> Directive
Look through the records below, and copy out every line that holds the string "ffffff".

> Task input
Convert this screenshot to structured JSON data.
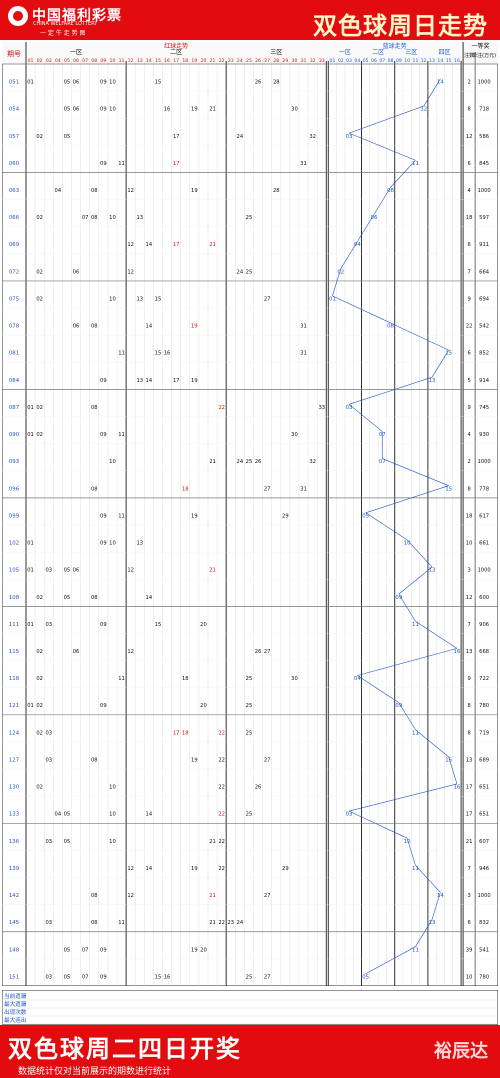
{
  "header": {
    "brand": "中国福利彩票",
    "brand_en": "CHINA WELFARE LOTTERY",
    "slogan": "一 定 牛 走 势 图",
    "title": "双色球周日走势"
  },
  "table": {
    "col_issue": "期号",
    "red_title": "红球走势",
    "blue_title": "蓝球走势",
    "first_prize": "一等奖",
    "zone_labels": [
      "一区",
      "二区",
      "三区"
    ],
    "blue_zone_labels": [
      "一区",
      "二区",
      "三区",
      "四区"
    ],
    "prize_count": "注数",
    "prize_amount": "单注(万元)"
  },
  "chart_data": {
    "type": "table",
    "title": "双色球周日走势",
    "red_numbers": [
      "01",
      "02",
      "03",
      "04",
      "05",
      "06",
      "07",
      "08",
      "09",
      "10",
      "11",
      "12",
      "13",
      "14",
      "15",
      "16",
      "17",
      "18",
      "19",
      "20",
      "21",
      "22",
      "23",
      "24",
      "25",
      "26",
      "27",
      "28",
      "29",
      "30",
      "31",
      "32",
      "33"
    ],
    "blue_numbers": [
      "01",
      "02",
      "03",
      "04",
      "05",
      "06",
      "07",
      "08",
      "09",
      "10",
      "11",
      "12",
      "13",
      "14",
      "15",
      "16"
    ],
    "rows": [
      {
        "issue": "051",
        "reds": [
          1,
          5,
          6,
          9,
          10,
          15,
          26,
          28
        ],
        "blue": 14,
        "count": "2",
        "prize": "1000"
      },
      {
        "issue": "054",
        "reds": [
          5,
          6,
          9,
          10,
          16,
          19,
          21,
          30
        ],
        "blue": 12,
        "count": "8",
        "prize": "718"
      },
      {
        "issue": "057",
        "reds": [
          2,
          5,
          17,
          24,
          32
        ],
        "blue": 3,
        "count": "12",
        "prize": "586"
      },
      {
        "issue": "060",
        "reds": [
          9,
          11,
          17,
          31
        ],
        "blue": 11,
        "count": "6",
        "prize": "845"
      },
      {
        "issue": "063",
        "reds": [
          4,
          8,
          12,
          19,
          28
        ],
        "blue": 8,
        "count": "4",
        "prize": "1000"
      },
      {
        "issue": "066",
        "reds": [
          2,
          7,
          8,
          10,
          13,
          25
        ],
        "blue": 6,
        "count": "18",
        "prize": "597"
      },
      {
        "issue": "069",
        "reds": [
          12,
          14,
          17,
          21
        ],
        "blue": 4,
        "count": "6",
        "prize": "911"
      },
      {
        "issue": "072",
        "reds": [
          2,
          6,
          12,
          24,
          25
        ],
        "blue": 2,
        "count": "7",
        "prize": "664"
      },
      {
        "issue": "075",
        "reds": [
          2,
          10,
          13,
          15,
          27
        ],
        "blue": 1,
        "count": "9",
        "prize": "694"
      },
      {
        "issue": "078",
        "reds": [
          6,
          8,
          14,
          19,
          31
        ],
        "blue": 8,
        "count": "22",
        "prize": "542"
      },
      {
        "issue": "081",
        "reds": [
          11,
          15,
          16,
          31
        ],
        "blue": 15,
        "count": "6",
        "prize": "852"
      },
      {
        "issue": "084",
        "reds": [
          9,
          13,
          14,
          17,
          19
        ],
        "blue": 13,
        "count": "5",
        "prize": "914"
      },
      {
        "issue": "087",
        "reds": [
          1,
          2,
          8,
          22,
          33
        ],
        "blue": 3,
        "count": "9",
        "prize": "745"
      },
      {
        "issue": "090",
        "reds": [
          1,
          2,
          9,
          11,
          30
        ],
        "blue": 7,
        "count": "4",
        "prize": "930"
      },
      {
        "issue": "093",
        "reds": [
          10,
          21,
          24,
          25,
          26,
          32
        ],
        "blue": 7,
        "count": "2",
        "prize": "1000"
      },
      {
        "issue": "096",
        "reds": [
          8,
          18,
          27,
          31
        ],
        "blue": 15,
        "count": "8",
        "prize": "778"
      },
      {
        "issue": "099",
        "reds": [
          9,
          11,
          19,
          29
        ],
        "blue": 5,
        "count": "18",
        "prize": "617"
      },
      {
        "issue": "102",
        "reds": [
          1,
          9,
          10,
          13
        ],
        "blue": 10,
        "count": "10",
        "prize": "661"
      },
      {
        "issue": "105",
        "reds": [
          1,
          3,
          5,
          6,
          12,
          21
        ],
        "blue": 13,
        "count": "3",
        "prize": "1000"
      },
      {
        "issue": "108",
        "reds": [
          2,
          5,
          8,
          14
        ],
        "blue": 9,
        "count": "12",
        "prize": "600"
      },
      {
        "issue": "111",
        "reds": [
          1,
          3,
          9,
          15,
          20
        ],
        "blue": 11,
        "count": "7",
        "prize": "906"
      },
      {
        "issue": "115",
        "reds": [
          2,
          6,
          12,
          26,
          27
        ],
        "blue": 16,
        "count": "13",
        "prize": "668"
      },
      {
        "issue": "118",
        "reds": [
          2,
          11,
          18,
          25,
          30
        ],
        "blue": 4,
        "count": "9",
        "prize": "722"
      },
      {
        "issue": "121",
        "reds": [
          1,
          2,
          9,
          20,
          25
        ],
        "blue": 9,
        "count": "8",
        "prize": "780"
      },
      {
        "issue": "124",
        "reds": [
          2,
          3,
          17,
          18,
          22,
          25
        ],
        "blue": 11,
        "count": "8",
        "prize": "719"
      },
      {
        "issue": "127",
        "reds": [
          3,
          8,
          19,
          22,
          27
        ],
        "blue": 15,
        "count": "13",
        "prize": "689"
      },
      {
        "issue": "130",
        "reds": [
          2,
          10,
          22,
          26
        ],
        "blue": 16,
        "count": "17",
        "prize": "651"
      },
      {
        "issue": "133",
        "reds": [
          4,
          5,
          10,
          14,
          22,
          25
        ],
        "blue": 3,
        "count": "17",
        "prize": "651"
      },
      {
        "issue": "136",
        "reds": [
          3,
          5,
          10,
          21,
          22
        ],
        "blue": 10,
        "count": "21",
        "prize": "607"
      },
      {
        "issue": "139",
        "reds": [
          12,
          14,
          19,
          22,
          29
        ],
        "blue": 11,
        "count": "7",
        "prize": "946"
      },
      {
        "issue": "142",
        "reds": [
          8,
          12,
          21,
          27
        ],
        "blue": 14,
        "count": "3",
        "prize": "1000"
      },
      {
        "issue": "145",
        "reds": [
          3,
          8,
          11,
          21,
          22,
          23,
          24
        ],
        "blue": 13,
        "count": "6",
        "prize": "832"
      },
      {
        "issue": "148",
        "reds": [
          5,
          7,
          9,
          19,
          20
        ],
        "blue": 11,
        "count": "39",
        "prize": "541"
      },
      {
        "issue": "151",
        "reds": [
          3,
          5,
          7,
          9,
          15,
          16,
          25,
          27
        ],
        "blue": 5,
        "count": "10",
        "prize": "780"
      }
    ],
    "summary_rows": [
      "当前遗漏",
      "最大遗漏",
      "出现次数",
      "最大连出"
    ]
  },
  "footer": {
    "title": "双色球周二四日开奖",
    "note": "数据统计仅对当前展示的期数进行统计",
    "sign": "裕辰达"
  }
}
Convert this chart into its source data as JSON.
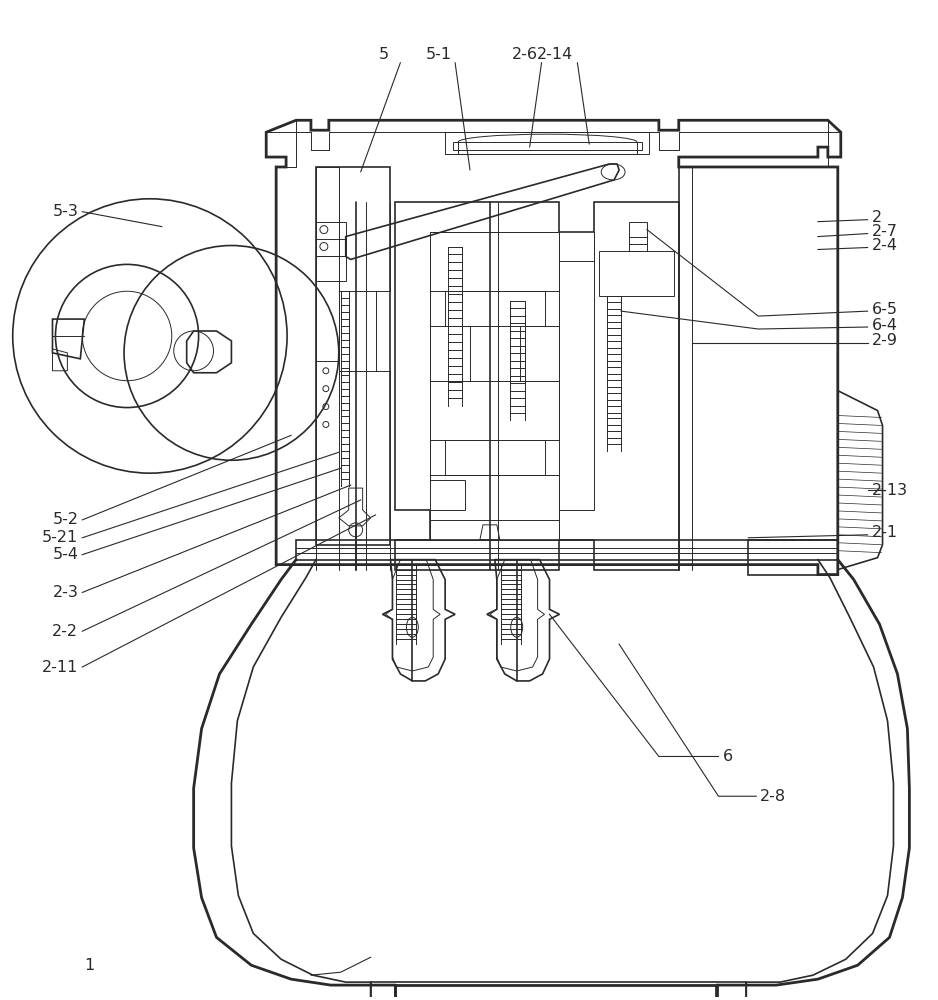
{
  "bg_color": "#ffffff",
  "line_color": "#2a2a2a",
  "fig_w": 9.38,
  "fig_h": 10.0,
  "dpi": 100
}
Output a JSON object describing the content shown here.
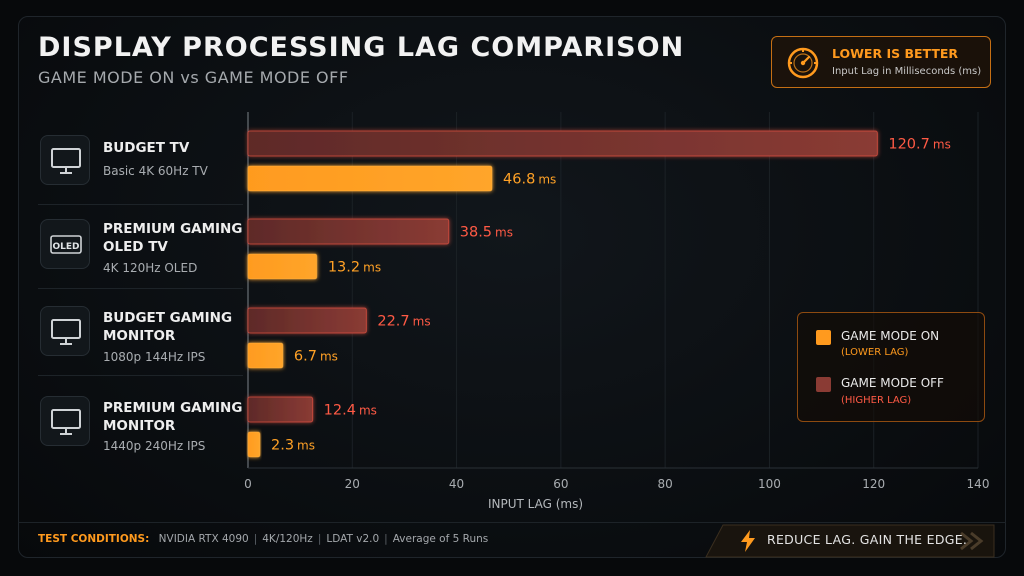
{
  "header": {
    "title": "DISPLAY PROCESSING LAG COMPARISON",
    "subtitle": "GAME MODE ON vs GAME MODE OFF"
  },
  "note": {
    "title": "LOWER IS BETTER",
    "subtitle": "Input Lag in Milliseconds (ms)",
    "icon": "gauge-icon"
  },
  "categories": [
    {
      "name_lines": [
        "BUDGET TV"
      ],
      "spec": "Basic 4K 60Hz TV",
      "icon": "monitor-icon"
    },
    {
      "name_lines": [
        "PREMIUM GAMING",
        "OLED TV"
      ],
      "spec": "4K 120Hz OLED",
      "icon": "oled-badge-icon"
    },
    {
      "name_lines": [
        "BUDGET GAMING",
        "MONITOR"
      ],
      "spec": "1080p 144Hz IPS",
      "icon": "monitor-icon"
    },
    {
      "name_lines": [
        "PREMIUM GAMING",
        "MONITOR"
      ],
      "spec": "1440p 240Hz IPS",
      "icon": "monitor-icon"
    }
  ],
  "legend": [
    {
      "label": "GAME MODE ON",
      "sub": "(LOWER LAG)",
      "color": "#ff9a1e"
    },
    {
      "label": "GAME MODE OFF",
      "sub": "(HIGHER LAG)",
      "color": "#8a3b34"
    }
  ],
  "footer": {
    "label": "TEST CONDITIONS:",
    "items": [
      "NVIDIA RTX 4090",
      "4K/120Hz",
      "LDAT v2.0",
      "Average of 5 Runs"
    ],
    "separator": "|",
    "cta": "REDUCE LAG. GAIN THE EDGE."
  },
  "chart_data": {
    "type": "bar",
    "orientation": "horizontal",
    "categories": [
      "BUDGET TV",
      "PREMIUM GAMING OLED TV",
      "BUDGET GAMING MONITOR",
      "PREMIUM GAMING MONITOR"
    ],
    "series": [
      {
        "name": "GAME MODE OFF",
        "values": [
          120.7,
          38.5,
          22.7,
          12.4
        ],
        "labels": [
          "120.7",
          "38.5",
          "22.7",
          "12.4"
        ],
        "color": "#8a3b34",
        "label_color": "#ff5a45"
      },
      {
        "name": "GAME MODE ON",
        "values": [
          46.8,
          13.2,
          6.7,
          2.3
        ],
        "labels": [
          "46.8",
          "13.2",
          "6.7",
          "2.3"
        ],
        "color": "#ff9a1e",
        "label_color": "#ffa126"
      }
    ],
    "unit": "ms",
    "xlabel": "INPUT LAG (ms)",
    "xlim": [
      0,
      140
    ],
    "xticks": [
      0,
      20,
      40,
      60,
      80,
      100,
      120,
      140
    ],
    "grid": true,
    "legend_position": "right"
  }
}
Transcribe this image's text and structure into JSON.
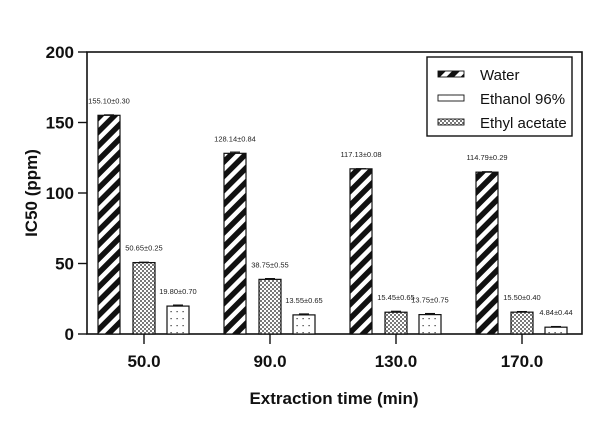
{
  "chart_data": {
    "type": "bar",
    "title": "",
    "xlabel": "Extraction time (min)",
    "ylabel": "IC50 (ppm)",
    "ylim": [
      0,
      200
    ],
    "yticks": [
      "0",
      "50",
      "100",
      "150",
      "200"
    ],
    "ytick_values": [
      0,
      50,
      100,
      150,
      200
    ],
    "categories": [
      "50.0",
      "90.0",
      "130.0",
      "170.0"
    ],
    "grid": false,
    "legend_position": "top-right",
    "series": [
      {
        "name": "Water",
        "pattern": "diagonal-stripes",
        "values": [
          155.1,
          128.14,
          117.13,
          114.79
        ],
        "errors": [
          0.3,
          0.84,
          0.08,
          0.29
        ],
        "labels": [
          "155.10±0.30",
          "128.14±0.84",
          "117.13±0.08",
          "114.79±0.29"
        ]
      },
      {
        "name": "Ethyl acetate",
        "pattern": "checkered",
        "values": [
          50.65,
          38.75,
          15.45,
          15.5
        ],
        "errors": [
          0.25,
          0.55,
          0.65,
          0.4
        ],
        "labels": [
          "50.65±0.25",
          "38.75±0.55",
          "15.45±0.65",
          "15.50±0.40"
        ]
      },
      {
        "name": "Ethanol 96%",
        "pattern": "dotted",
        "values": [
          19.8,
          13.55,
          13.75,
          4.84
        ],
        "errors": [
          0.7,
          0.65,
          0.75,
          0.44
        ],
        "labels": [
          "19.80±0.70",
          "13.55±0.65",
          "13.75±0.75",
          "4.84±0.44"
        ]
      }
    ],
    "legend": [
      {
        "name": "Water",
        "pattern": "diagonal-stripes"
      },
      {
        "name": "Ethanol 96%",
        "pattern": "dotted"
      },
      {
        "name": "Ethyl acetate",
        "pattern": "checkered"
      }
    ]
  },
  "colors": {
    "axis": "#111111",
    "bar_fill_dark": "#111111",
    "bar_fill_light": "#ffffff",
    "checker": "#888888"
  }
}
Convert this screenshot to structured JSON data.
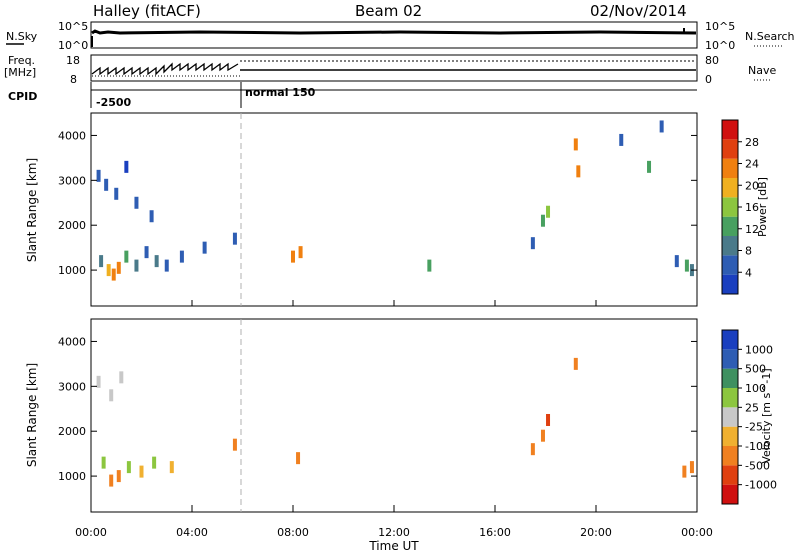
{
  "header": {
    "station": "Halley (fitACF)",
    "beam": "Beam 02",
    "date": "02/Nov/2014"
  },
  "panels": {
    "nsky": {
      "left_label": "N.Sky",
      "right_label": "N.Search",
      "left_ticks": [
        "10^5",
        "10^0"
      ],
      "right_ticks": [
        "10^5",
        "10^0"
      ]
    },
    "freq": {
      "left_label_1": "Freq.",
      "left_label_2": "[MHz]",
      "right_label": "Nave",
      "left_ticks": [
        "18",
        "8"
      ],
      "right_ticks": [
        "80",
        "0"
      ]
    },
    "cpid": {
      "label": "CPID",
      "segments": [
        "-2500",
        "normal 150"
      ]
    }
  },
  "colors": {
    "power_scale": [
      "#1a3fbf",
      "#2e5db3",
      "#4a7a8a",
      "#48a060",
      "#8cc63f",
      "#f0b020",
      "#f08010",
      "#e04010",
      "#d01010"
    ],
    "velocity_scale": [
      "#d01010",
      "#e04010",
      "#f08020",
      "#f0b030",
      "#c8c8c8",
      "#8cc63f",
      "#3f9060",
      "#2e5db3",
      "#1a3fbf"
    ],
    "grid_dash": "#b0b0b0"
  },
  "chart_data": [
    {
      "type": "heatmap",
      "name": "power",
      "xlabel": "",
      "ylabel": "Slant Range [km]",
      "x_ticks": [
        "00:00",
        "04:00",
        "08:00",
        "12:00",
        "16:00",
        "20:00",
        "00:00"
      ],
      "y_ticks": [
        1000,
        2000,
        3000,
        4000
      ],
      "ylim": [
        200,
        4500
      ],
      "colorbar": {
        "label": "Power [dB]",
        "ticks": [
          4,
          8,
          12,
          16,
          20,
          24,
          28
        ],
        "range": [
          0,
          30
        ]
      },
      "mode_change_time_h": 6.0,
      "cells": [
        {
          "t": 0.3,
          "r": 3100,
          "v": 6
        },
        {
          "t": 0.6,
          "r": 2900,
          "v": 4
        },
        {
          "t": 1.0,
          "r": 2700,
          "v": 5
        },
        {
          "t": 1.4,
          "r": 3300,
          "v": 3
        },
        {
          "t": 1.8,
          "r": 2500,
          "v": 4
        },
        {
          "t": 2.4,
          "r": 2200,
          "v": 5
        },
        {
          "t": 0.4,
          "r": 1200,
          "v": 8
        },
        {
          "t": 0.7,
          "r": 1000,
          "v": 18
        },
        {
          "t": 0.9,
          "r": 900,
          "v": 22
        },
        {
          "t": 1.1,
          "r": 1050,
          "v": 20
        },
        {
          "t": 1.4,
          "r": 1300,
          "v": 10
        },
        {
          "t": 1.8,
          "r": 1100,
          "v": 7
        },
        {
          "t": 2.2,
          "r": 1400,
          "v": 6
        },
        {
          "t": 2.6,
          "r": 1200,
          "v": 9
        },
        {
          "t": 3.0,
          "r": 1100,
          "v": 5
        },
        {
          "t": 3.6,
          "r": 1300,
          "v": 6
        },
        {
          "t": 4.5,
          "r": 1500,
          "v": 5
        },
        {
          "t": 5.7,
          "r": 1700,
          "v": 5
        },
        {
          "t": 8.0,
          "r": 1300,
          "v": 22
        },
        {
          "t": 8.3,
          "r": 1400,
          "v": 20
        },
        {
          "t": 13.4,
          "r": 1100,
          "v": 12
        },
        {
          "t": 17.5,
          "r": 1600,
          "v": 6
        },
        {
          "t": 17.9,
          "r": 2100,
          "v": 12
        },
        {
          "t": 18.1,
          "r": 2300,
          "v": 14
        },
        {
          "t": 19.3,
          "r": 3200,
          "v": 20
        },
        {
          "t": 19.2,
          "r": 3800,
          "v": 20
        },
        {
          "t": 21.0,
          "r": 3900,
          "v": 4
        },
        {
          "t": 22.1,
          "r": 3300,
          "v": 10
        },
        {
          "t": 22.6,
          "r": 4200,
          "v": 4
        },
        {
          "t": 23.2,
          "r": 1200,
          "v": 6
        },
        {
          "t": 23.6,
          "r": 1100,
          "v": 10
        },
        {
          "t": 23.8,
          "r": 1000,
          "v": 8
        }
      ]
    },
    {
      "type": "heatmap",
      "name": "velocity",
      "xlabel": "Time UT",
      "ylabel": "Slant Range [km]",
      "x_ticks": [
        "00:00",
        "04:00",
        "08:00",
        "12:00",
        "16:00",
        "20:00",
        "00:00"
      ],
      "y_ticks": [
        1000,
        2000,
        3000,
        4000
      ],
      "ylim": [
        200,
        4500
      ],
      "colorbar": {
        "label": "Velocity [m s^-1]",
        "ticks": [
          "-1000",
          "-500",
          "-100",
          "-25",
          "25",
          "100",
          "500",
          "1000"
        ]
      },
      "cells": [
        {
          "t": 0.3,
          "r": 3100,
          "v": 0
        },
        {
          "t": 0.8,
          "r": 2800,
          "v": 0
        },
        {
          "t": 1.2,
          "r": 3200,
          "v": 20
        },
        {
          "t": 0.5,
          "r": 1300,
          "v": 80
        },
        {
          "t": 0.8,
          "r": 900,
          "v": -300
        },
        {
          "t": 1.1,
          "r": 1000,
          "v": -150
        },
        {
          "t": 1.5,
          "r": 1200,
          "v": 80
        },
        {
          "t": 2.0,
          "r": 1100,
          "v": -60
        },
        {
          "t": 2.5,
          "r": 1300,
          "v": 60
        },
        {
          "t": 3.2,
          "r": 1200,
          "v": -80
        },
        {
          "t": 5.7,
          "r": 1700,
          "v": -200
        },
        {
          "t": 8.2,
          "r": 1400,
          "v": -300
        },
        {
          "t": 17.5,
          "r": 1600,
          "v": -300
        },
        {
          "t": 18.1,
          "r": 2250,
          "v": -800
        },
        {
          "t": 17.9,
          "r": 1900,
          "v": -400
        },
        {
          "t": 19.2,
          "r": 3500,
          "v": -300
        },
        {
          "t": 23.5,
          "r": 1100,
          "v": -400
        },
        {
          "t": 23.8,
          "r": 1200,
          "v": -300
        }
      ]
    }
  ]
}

> Result of this task
  "bg_color": "#ffffff",
    "bar_fill_light": "#ffffff",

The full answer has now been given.